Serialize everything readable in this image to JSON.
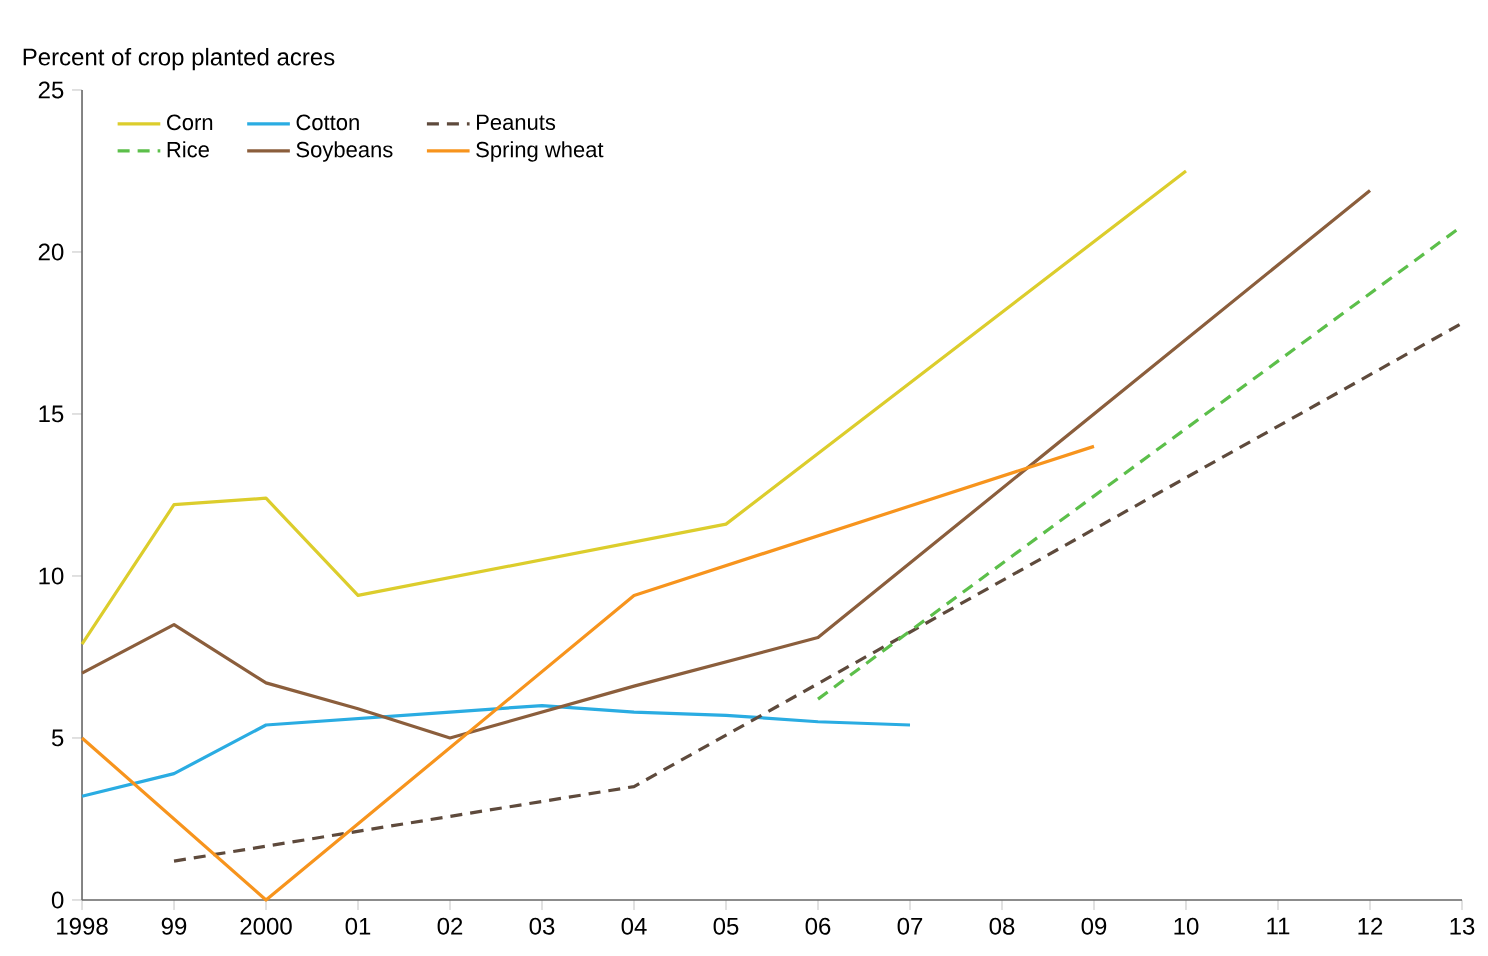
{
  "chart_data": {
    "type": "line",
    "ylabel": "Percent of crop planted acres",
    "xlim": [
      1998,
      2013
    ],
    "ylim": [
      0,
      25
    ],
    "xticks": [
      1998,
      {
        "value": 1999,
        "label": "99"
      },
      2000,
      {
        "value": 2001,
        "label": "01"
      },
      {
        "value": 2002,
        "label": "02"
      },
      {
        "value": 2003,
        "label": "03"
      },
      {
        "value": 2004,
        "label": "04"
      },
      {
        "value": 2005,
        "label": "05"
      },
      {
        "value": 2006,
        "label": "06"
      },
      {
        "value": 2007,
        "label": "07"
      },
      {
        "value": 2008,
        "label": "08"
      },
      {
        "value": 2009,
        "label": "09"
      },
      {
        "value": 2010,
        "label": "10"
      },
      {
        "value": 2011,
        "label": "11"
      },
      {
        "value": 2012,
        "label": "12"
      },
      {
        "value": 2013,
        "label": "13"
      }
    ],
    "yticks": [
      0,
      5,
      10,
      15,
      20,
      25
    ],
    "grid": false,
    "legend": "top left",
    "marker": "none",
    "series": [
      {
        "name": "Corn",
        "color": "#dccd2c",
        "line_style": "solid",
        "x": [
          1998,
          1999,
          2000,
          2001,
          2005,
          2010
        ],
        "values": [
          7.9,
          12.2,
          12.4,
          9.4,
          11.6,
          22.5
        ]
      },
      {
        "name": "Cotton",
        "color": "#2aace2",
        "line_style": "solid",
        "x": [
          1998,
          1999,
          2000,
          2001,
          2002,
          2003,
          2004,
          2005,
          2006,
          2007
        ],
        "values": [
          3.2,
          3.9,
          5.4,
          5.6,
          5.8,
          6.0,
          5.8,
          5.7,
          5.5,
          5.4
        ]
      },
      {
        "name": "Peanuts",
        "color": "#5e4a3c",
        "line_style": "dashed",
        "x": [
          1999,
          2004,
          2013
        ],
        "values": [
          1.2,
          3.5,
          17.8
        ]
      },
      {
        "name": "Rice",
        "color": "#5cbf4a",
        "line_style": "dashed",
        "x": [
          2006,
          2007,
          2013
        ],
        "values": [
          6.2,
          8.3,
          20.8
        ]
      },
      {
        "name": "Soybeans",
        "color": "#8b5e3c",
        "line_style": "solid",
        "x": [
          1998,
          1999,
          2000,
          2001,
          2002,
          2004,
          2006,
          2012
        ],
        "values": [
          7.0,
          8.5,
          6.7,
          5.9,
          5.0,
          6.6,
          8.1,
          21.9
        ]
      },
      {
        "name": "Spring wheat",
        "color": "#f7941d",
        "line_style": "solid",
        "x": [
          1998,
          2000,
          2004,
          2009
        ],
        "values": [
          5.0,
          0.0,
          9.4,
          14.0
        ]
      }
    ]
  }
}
==
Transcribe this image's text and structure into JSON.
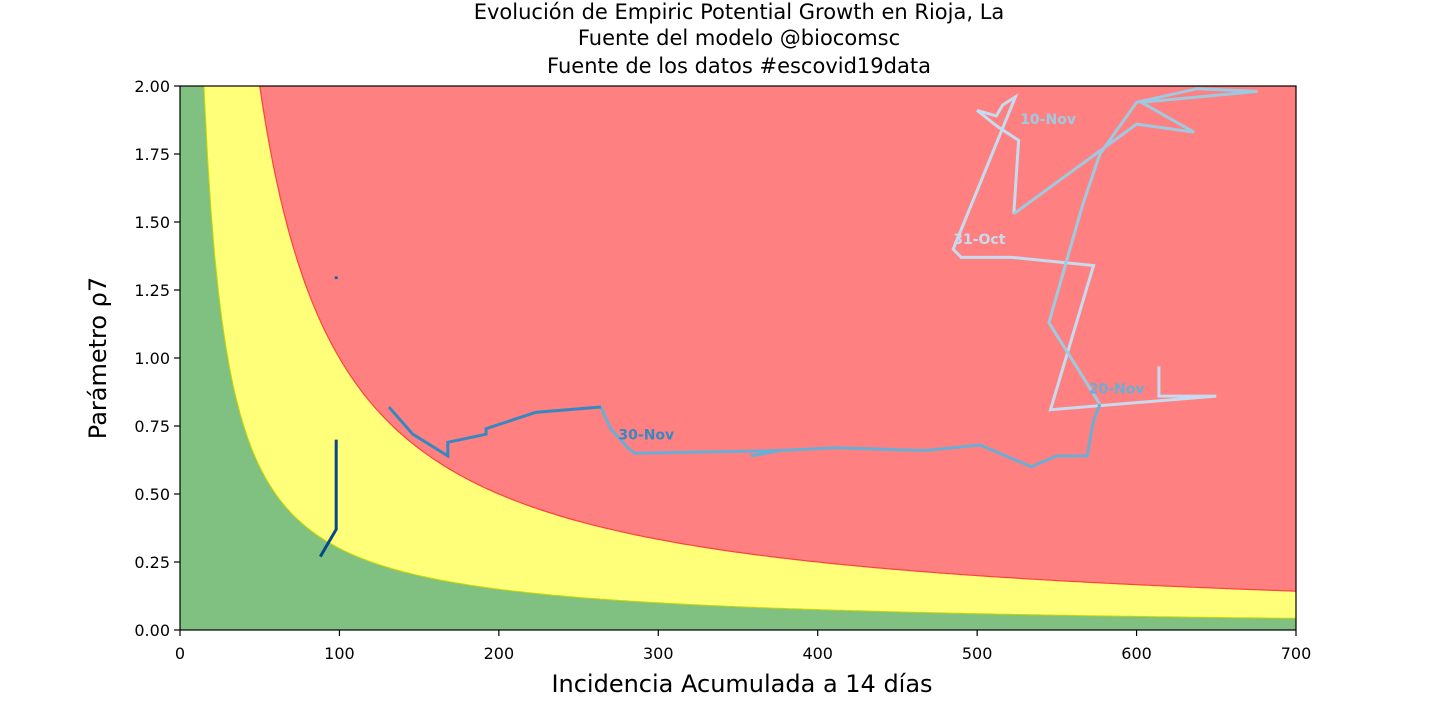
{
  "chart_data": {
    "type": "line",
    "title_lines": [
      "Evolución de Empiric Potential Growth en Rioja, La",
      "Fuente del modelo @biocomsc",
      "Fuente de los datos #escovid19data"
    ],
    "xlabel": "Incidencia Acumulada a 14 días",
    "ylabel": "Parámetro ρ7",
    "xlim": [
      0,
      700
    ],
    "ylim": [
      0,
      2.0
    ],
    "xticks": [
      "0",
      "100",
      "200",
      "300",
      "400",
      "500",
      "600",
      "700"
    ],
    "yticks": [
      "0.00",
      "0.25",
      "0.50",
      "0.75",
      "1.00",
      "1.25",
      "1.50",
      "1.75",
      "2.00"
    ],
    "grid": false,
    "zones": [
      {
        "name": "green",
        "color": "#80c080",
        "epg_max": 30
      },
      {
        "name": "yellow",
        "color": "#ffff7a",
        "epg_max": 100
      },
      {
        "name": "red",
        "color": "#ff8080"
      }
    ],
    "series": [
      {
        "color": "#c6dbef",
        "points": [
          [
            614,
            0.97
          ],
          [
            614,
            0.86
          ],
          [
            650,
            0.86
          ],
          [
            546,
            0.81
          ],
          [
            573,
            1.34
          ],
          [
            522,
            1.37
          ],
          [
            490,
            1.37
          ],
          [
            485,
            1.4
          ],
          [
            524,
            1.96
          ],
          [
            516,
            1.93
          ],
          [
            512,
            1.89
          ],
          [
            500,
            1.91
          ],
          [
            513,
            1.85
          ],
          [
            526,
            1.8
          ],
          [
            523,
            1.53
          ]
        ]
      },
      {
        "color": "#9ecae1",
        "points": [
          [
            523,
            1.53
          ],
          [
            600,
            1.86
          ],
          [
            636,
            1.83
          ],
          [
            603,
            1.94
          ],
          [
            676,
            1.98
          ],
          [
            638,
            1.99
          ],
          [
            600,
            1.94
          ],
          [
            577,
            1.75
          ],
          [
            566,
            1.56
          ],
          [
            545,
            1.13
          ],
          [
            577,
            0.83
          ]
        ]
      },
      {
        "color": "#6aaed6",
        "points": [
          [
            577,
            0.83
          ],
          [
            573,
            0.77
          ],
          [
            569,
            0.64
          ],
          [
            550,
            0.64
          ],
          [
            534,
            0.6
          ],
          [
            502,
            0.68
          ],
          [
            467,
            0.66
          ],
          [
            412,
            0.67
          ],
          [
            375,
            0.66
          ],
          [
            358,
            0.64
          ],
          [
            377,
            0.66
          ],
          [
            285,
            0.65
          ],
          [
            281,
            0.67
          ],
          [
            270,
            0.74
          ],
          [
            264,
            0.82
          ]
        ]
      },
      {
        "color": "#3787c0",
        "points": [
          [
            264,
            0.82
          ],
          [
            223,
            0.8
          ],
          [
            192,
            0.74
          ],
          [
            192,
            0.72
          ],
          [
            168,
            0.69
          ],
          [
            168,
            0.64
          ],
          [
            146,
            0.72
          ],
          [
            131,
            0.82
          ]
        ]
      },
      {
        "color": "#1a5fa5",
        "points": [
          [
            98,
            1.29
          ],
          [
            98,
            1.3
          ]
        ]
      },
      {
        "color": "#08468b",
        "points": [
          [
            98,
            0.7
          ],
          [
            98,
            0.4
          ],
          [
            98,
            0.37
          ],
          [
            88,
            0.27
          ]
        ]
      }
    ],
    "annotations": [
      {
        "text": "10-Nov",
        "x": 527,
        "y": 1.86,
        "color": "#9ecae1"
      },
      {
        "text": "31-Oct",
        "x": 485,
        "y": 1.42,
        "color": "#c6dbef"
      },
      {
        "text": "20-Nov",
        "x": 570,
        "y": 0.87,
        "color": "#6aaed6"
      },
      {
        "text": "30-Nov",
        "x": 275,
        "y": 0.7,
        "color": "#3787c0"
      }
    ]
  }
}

INSTRUCTIONS FOR THE TASK: Filter the records for lines holding the string "this". Copy each one.

WRITTEN REPLY:
Serialize everything readable in this image to JSON.
Transcribe this image's text and structure into JSON.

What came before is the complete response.